§ What the task requires
Find how many lines in the material contain "Reproduction"; your answer should be that number alone.

§ Data provided
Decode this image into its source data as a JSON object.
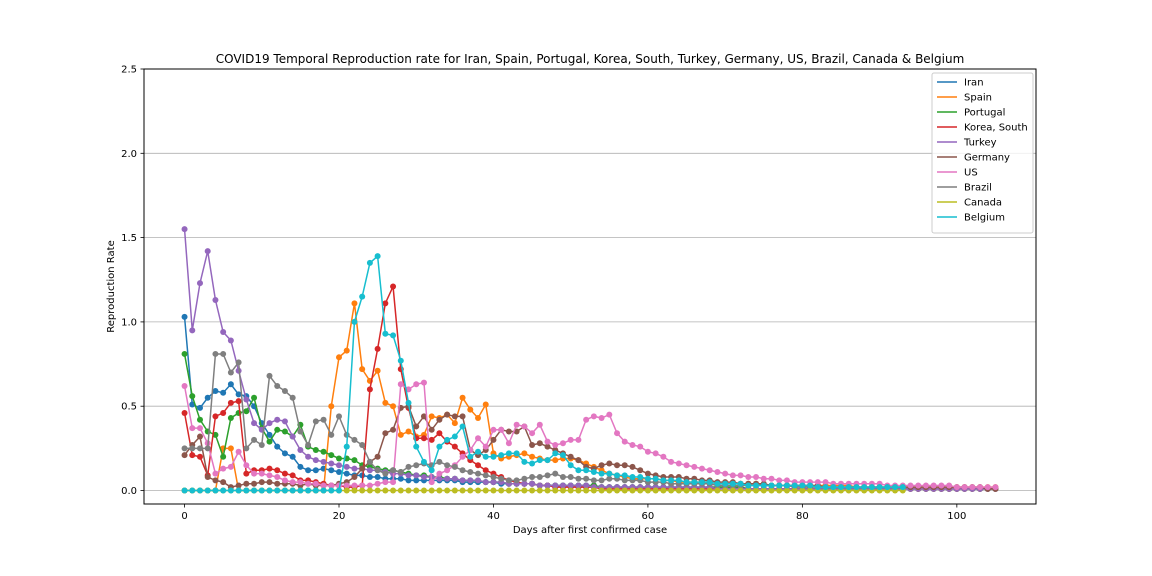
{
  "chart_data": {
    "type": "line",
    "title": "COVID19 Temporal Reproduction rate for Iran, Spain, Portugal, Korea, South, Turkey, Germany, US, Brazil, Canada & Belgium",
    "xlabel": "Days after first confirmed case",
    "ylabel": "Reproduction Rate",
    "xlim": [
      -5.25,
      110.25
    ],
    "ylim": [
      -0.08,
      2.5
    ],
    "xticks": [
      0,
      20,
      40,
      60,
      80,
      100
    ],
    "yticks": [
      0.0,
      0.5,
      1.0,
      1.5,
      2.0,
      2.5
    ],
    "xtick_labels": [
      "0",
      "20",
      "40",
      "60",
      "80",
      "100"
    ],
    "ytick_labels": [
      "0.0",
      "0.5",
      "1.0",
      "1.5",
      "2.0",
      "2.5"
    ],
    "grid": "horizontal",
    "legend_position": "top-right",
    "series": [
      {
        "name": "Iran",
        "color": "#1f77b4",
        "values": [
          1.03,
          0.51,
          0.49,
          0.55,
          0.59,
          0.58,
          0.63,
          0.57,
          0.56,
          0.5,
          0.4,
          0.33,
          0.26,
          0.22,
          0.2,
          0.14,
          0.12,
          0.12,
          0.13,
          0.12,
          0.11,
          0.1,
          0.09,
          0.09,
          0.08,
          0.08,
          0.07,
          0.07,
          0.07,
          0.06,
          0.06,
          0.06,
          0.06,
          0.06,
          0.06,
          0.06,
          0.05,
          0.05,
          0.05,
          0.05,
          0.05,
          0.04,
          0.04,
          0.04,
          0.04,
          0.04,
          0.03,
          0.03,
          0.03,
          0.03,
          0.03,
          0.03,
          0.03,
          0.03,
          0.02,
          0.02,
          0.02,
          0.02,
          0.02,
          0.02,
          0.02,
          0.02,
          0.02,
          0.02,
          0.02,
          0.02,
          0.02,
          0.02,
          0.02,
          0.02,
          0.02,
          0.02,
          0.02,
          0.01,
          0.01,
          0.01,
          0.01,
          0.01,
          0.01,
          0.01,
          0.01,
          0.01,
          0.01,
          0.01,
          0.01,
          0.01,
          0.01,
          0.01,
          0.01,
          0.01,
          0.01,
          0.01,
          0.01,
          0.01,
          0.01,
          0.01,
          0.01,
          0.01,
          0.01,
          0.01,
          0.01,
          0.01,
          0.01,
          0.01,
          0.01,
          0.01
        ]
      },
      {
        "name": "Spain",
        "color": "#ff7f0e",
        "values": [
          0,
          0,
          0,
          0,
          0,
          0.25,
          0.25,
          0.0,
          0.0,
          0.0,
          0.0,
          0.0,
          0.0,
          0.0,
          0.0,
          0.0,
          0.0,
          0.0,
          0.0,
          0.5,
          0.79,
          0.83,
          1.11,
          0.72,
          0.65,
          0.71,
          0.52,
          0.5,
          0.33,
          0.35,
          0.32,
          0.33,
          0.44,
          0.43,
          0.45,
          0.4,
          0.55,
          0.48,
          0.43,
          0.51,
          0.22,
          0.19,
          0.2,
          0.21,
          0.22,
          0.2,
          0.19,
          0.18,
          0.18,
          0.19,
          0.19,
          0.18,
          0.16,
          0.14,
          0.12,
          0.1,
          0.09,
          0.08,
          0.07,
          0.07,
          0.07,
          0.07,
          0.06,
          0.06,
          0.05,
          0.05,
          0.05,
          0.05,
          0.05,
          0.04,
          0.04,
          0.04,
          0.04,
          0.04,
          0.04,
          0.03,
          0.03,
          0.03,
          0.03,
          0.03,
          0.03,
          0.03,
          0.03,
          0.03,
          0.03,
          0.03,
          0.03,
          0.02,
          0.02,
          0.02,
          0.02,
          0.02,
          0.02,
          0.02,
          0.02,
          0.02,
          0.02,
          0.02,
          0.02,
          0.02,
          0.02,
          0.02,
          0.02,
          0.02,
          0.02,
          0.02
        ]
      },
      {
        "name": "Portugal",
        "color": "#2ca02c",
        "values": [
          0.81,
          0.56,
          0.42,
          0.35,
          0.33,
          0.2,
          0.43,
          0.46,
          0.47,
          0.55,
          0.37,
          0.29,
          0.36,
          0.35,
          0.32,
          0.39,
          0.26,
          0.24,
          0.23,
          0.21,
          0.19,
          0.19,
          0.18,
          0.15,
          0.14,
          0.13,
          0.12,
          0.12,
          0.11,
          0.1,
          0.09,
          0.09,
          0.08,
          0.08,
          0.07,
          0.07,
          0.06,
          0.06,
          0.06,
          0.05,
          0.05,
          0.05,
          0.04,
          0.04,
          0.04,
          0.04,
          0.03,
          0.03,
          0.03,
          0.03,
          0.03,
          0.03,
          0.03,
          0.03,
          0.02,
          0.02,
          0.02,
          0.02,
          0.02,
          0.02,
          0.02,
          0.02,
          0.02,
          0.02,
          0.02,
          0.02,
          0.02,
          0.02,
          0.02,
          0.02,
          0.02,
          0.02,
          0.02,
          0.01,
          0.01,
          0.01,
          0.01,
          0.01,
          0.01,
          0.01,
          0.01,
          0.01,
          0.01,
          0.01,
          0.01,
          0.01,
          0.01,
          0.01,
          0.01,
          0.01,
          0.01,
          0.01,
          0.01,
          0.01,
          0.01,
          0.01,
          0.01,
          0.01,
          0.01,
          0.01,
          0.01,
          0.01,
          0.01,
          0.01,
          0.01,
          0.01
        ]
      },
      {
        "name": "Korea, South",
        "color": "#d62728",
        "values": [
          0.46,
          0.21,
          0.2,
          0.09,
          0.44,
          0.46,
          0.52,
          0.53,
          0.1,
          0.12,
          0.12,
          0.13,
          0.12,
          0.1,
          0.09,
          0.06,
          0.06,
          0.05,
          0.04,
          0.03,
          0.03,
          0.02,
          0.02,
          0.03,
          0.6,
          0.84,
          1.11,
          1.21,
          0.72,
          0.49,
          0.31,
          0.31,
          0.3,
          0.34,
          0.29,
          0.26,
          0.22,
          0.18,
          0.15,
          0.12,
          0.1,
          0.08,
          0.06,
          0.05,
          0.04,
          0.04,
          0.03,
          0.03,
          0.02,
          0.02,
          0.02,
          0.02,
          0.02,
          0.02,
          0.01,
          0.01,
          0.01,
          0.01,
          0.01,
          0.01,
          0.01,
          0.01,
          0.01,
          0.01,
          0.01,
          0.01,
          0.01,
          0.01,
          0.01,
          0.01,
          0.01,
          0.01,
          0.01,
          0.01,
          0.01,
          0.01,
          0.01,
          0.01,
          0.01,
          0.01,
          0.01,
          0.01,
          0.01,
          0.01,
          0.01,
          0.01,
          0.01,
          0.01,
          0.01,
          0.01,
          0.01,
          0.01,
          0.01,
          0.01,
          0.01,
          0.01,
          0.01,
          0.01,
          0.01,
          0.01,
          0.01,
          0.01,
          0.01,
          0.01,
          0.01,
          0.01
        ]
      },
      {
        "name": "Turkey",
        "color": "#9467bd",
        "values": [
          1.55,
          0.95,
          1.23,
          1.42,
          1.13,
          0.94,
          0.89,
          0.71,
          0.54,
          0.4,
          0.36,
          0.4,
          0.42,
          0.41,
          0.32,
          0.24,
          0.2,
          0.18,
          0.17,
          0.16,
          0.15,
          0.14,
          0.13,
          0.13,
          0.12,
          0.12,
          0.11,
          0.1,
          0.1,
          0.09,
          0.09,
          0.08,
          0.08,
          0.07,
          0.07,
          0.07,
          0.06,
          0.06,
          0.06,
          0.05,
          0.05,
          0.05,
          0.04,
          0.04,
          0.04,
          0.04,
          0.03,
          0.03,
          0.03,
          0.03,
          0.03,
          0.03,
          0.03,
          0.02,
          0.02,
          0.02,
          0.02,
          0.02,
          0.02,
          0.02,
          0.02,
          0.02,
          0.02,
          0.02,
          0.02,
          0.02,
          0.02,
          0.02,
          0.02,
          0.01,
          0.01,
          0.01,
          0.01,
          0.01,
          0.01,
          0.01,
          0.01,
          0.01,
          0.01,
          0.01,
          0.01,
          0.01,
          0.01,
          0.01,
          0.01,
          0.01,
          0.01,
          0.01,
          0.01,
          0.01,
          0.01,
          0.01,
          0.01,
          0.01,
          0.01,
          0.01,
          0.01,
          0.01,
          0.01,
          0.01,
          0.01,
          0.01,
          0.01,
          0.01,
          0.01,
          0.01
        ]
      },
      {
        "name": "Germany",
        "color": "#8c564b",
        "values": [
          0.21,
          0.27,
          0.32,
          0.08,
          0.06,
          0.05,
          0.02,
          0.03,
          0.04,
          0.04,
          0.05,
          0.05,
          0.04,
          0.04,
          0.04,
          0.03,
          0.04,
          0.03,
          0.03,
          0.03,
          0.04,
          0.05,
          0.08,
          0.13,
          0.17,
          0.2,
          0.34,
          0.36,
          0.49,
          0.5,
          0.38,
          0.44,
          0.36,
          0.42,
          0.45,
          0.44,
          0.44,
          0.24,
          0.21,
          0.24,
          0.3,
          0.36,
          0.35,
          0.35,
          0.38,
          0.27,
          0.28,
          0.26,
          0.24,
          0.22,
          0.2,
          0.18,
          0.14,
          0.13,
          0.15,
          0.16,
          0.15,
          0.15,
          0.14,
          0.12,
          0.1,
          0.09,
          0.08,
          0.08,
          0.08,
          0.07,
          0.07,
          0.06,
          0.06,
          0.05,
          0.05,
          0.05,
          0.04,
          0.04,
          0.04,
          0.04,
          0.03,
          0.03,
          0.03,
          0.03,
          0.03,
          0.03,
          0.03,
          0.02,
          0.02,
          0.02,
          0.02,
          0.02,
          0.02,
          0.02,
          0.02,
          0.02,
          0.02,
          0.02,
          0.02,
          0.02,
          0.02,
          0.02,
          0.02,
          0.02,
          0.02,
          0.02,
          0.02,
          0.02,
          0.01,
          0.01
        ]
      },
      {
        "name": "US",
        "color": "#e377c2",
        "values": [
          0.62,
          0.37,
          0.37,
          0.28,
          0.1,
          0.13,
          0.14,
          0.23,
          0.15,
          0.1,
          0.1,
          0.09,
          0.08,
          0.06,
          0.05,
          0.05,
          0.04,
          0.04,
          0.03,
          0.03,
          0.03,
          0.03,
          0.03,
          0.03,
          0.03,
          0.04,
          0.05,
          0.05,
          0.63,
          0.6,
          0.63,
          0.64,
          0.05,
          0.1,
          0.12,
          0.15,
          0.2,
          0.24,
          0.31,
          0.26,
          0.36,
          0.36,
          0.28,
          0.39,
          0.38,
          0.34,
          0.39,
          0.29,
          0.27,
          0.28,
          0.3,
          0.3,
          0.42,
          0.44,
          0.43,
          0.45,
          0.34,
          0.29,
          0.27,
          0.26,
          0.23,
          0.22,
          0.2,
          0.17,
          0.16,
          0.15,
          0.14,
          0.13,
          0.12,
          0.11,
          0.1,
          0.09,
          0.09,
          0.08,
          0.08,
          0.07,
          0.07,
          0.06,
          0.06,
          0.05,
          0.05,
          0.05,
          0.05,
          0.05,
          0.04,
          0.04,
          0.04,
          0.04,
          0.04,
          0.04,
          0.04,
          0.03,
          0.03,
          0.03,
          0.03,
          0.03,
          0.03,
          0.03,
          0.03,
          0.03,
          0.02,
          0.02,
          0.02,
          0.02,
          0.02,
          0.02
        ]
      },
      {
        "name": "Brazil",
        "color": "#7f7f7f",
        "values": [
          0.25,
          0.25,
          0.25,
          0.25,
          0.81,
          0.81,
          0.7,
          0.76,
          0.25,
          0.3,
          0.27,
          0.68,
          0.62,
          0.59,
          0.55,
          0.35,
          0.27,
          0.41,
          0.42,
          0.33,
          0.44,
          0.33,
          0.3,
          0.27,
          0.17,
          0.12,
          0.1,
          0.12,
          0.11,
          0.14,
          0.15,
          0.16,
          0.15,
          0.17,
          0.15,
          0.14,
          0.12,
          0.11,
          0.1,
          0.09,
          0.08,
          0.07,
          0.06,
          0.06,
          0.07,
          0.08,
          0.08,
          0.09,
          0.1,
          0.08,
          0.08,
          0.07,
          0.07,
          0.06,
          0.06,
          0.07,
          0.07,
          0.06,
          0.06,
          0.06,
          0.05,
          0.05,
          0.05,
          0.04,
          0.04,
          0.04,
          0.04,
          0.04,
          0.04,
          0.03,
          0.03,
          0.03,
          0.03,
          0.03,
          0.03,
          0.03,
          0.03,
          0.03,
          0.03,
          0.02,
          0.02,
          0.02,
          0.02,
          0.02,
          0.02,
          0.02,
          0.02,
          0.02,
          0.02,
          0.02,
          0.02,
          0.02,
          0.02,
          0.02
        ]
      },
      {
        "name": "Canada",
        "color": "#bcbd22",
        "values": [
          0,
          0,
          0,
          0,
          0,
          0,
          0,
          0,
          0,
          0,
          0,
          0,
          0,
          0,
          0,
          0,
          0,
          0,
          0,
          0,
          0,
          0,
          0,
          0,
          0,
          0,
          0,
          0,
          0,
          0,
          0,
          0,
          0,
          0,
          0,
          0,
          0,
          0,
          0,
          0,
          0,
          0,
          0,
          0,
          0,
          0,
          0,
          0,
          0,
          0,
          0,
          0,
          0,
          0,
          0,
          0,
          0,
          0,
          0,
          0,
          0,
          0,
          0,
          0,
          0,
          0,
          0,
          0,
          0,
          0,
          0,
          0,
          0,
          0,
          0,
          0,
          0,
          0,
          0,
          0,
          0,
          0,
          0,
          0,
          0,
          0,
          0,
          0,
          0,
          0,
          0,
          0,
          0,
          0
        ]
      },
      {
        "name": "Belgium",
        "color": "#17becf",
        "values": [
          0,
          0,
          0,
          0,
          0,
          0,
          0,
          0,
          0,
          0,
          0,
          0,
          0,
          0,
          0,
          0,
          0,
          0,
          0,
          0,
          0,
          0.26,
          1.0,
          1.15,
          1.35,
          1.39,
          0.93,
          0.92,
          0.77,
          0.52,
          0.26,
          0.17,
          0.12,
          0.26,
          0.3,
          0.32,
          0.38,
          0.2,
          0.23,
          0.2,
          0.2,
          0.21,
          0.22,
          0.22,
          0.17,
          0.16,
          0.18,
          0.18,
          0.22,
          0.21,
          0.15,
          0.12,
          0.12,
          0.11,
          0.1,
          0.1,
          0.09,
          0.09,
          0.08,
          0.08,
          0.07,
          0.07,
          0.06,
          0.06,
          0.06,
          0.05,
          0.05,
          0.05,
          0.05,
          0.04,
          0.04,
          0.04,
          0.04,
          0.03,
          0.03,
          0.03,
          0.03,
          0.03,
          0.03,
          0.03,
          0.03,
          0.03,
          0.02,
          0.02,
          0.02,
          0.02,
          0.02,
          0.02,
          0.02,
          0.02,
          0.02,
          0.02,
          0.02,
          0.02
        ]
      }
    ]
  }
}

§ Expected answer
2